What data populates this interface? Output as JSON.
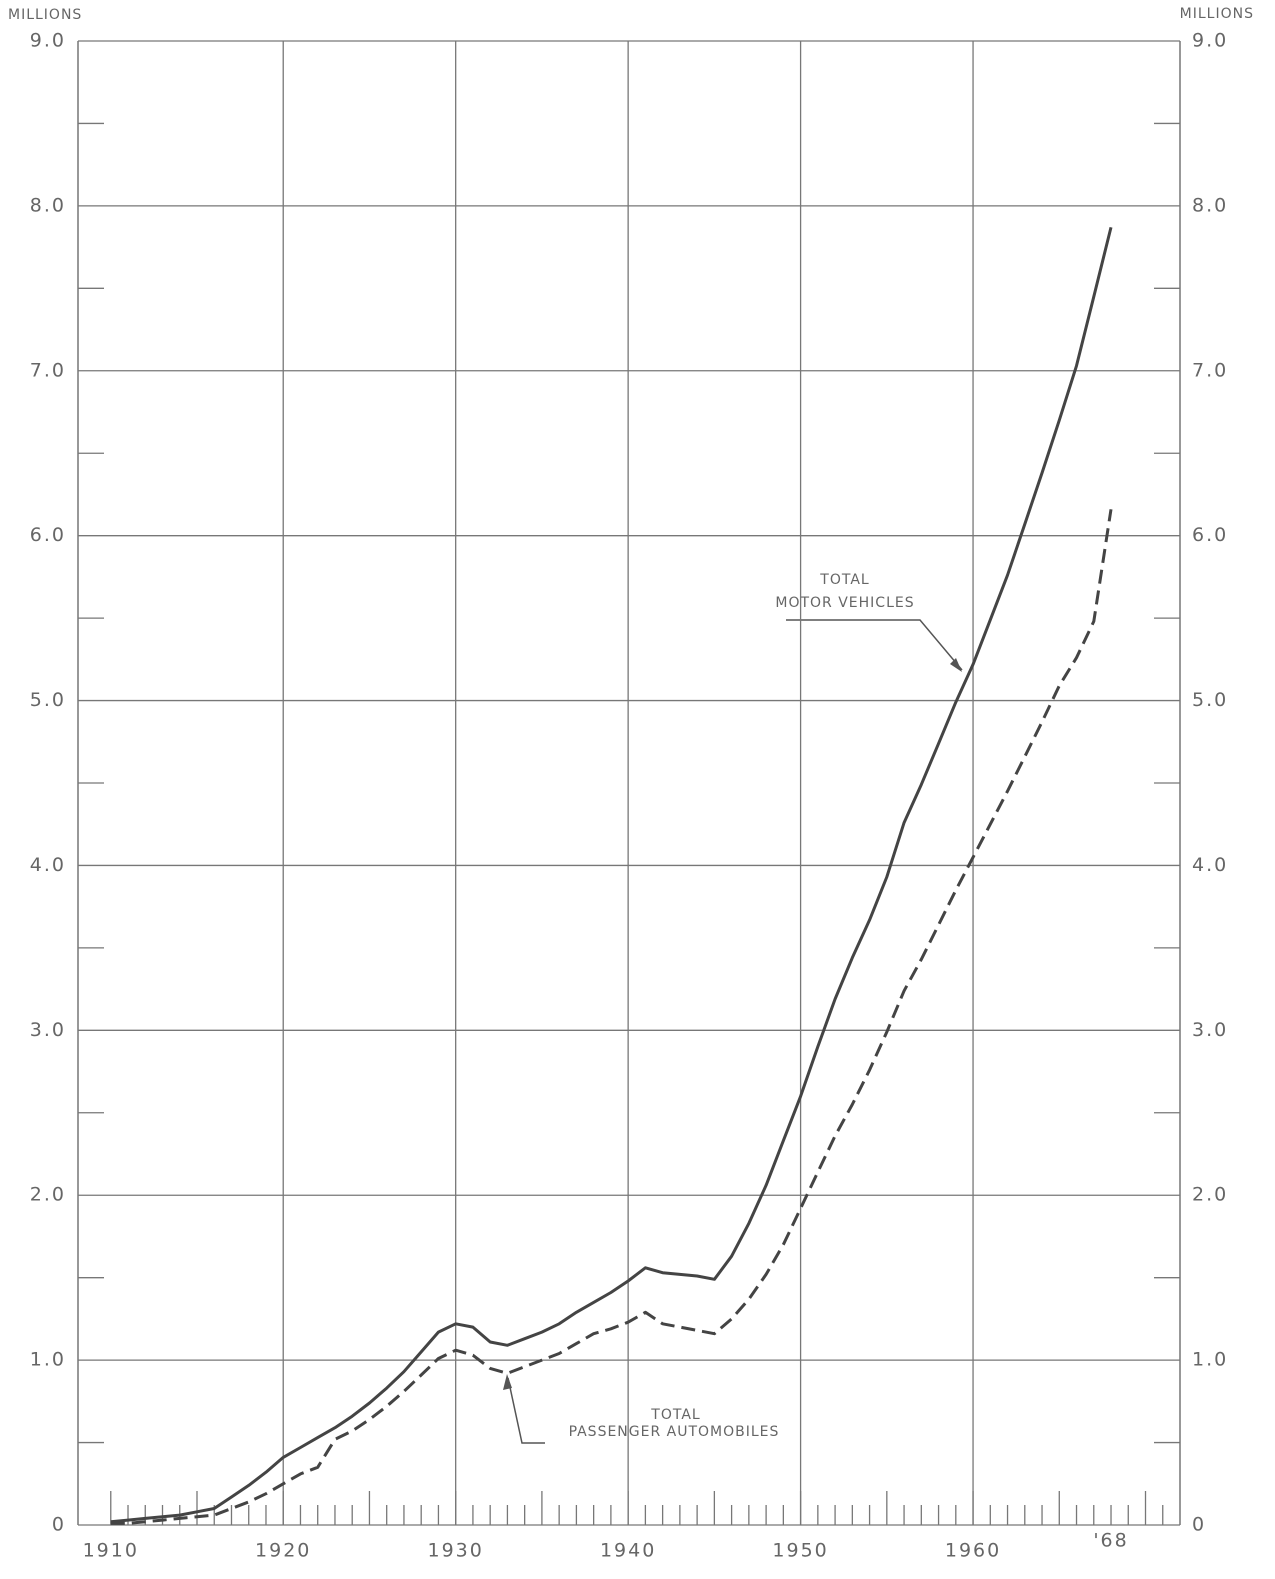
{
  "chart_data": {
    "type": "line",
    "y_label_left": "MILLIONS",
    "y_label_right": "MILLIONS",
    "x": [
      1910,
      1911,
      1912,
      1913,
      1914,
      1915,
      1916,
      1917,
      1918,
      1919,
      1920,
      1921,
      1922,
      1923,
      1924,
      1925,
      1926,
      1927,
      1928,
      1929,
      1930,
      1931,
      1932,
      1933,
      1934,
      1935,
      1936,
      1937,
      1938,
      1939,
      1940,
      1941,
      1942,
      1943,
      1944,
      1945,
      1946,
      1947,
      1948,
      1949,
      1950,
      1951,
      1952,
      1953,
      1954,
      1955,
      1956,
      1957,
      1958,
      1959,
      1960,
      1961,
      1962,
      1963,
      1964,
      1965,
      1966,
      1967,
      1968
    ],
    "series": [
      {
        "name": "TOTAL MOTOR VEHICLES",
        "color": "#444444",
        "dash": false,
        "values": [
          0.02,
          0.03,
          0.04,
          0.05,
          0.06,
          0.08,
          0.1,
          0.17,
          0.24,
          0.32,
          0.41,
          0.47,
          0.53,
          0.59,
          0.66,
          0.74,
          0.83,
          0.93,
          1.05,
          1.17,
          1.22,
          1.2,
          1.11,
          1.09,
          1.13,
          1.17,
          1.22,
          1.29,
          1.35,
          1.41,
          1.48,
          1.56,
          1.53,
          1.52,
          1.51,
          1.49,
          1.63,
          1.83,
          2.06,
          2.33,
          2.6,
          2.9,
          3.19,
          3.44,
          3.67,
          3.93,
          4.26,
          4.49,
          4.74,
          4.99,
          5.22,
          5.49,
          5.76,
          6.07,
          6.38,
          6.7,
          7.03,
          7.45,
          7.87
        ]
      },
      {
        "name": "TOTAL PASSENGER AUTOMOBILES",
        "color": "#444444",
        "dash": true,
        "values": [
          0.01,
          0.01,
          0.02,
          0.03,
          0.04,
          0.05,
          0.06,
          0.1,
          0.14,
          0.19,
          0.25,
          0.31,
          0.35,
          0.52,
          0.57,
          0.64,
          0.72,
          0.81,
          0.91,
          1.01,
          1.06,
          1.03,
          0.95,
          0.92,
          0.96,
          1.0,
          1.04,
          1.1,
          1.16,
          1.19,
          1.23,
          1.29,
          1.22,
          1.2,
          1.18,
          1.16,
          1.25,
          1.37,
          1.52,
          1.7,
          1.92,
          2.14,
          2.36,
          2.55,
          2.76,
          2.99,
          3.24,
          3.43,
          3.64,
          3.85,
          4.05,
          4.25,
          4.45,
          4.66,
          4.87,
          5.09,
          5.26,
          5.48,
          6.16
        ]
      }
    ],
    "annotations": [
      {
        "lines": [
          "TOTAL",
          "MOTOR VEHICLES"
        ]
      },
      {
        "lines": [
          "TOTAL",
          "PASSENGER AUTOMOBILES"
        ]
      }
    ],
    "xlim": [
      1908.1,
      1972
    ],
    "ylim": [
      0,
      9
    ],
    "xticks": [
      1910,
      1920,
      1930,
      1940,
      1950,
      1960,
      {
        "value": 1968,
        "label": "'68"
      }
    ],
    "xgrid": [
      1920,
      1930,
      1940,
      1950,
      1960
    ],
    "xminorticks": [
      1910,
      1911,
      1912,
      1913,
      1914,
      1915,
      1916,
      1917,
      1918,
      1919,
      1920,
      1921,
      1922,
      1923,
      1924,
      1925,
      1926,
      1927,
      1928,
      1929,
      1930,
      1931,
      1932,
      1933,
      1934,
      1935,
      1936,
      1937,
      1938,
      1939,
      1940,
      1941,
      1942,
      1943,
      1944,
      1945,
      1946,
      1947,
      1948,
      1949,
      1950,
      1951,
      1952,
      1953,
      1954,
      1955,
      1956,
      1957,
      1958,
      1959,
      1960,
      1961,
      1962,
      1963,
      1964,
      1965,
      1966,
      1967,
      1968,
      1969,
      1970,
      1971
    ],
    "yticks": [
      0,
      {
        "value": 1,
        "label": "1.0"
      },
      {
        "value": 2,
        "label": "2.0"
      },
      {
        "value": 3,
        "label": "3.0"
      },
      {
        "value": 4,
        "label": "4.0"
      },
      {
        "value": 5,
        "label": "5.0"
      },
      {
        "value": 6,
        "label": "6.0"
      },
      {
        "value": 7,
        "label": "7.0"
      },
      {
        "value": 8,
        "label": "8.0"
      },
      {
        "value": 9,
        "label": "9.0"
      }
    ],
    "yminorticks": [
      0.5,
      1.5,
      2.5,
      3.5,
      4.5,
      5.5,
      6.5,
      7.5,
      8.5
    ],
    "grid": true
  }
}
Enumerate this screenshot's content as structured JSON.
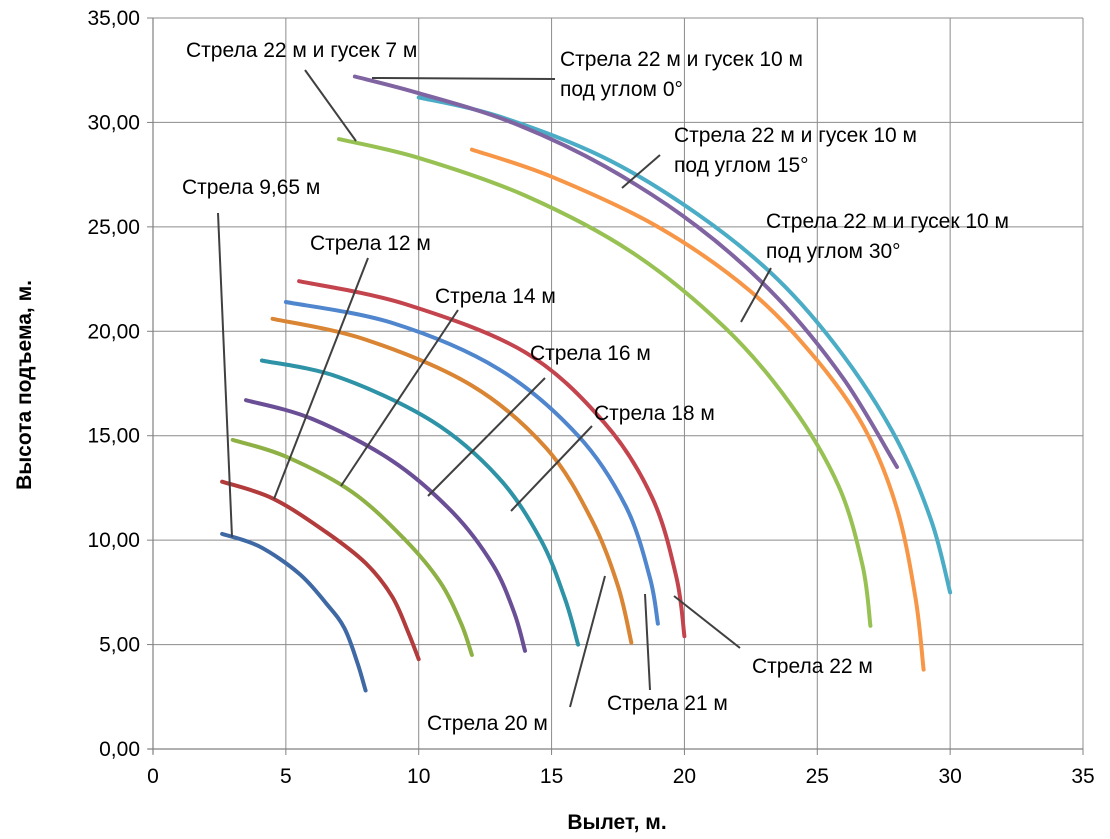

Task instructions. Find the string "VEHICLES" in the records, then copy each line where it occurs.

Correct result.
        "name": "TOTAL MOTOR VEHICLES",
          "MOTOR VEHICLES"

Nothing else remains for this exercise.